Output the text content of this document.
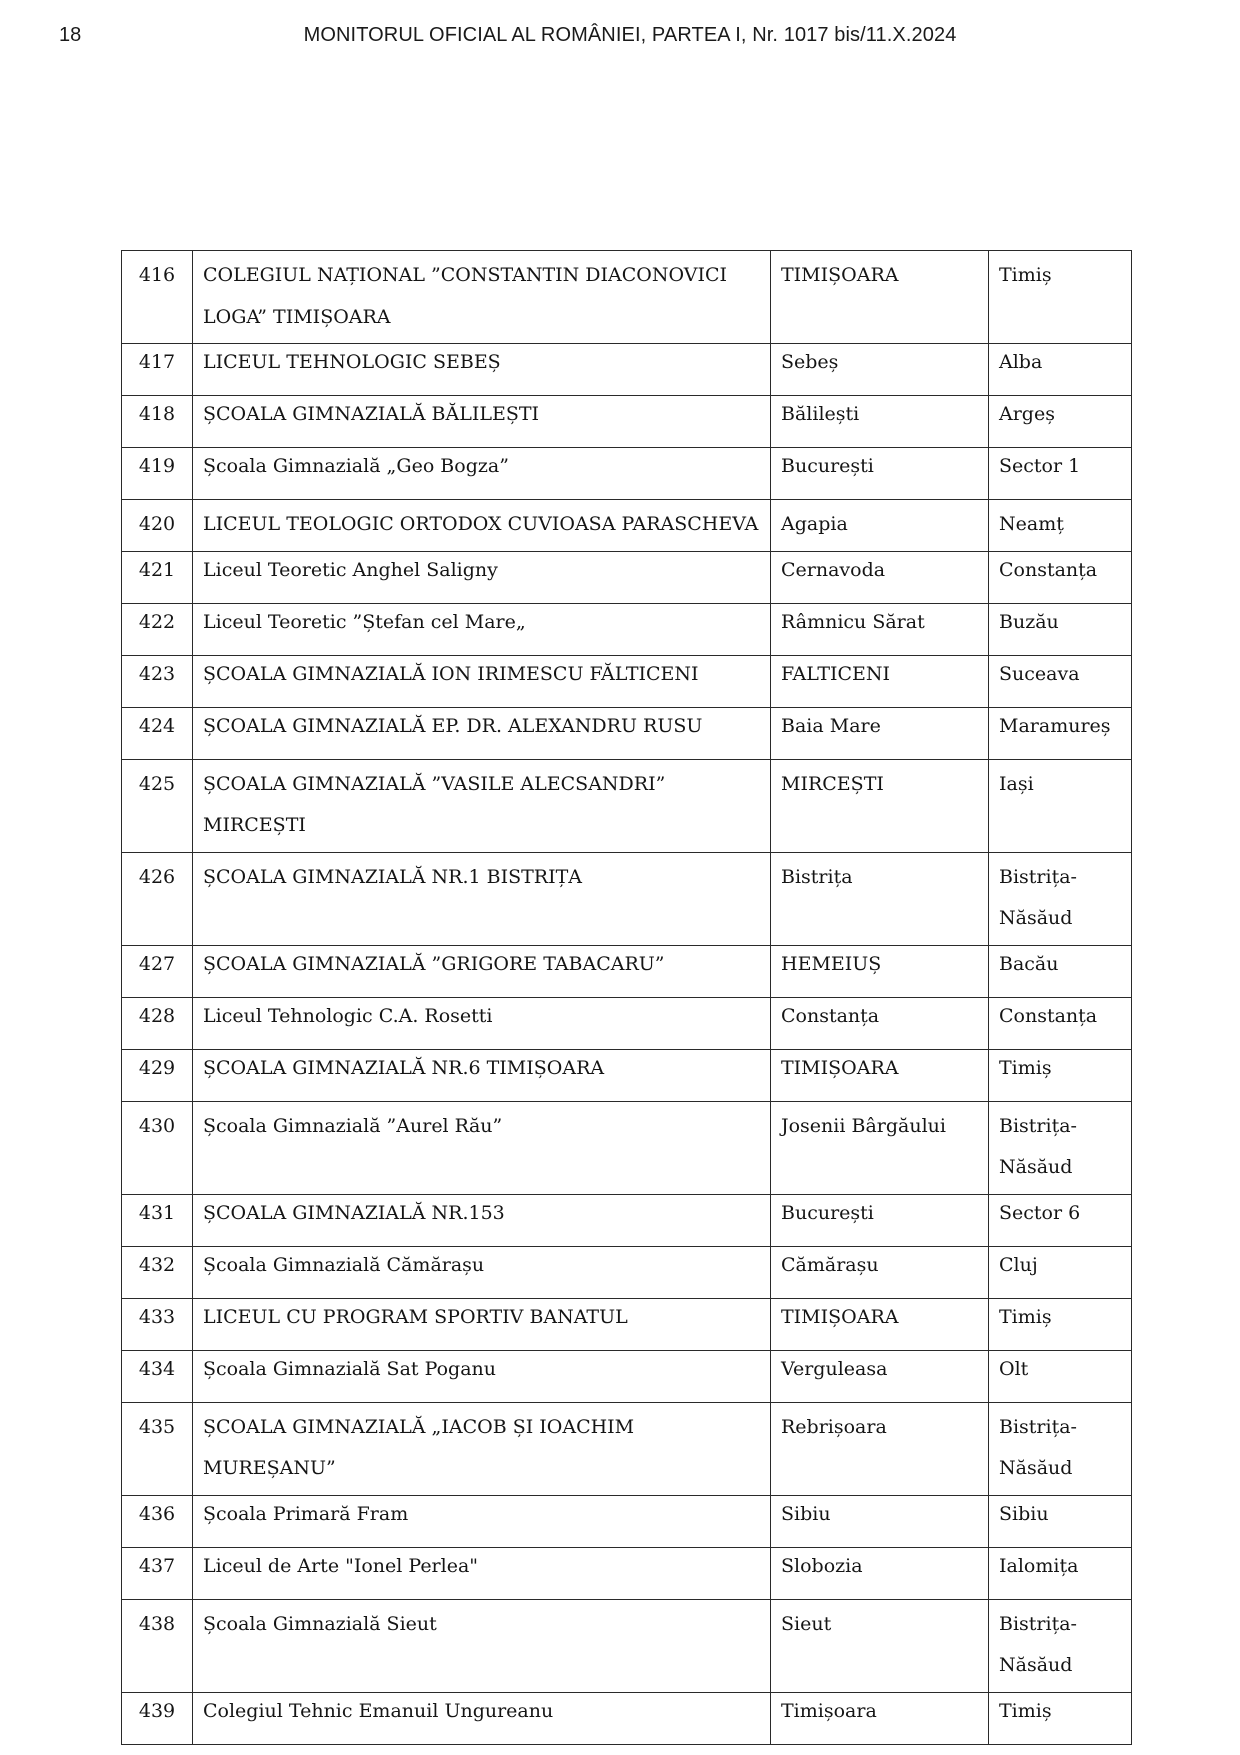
18	MONITORUL OFICIAL AL ROMÂNIEI, PARTEA I, Nr. 1017 bis/11.X.2024
416	COLEGIUL NAȚIONAL ”CONSTANTIN DIACONOVICI LOGA” TIMIȘOARA	TIMIȘOARA	Timiș
417	LICEUL TEHNOLOGIC SEBEȘ	Sebeș	Alba
418	ȘCOALA GIMNAZIALĂ BĂLILEȘTI	Bălilești	Argeș
419	Școala Gimnazială „Geo Bogza”	București	Sector 1
420	LICEUL TEOLOGIC ORTODOX CUVIOASA PARASCHEVA	Agapia	Neamț
421	Liceul Teoretic Anghel Saligny	Cernavoda	Constanța
422	Liceul Teoretic ”Ștefan cel Mare„	Râmnicu Sărat	Buzău
423	ȘCOALA GIMNAZIALĂ ION IRIMESCU FĂLTICENI	FALTICENI	Suceava
424	ȘCOALA GIMNAZIALĂ EP. DR. ALEXANDRU RUSU	Baia Mare	Maramureș
425	ȘCOALA GIMNAZIALĂ ”VASILE ALECSANDRI” MIRCEȘTI	MIRCEȘTI	Iași
426	ȘCOALA GIMNAZIALĂ NR.1 BISTRIȚA	Bistrița	Bistrița-Năsăud
427	ȘCOALA GIMNAZIALĂ ”GRIGORE TABACARU”	HEMEIUȘ	Bacău
428	Liceul Tehnologic C.A. Rosetti	Constanța	Constanța
429	ȘCOALA GIMNAZIALĂ NR.6 TIMIȘOARA	TIMIȘOARA	Timiș
430	Școala Gimnazială ”Aurel Rău”	Josenii Bârgăului	Bistrița-Năsăud
431	ȘCOALA GIMNAZIALĂ NR.153	București	Sector 6
432	Școala Gimnazială Cămărașu	Cămărașu	Cluj
433	LICEUL CU PROGRAM SPORTIV BANATUL	TIMIȘOARA	Timiș
434	Școala Gimnazială Sat Poganu	Verguleasa	Olt
435	ȘCOALA GIMNAZIALĂ „IACOB ȘI IOACHIM MUREȘANU”	Rebrișoara	Bistrița-Năsăud
436	Școala Primară Fram	Sibiu	Sibiu
437	Liceul de Arte "Ionel Perlea"	Slobozia	Ialomița
438	Școala Gimnazială Sieut	Sieut	Bistrița-Năsăud
439	Colegiul Tehnic Emanuil Ungureanu	Timișoara	Timiș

+++++

◆ Exercise directions: Work out how many lines of the data hold the string "Constanța". Reply with that number alone.

◆ Correct answer: 2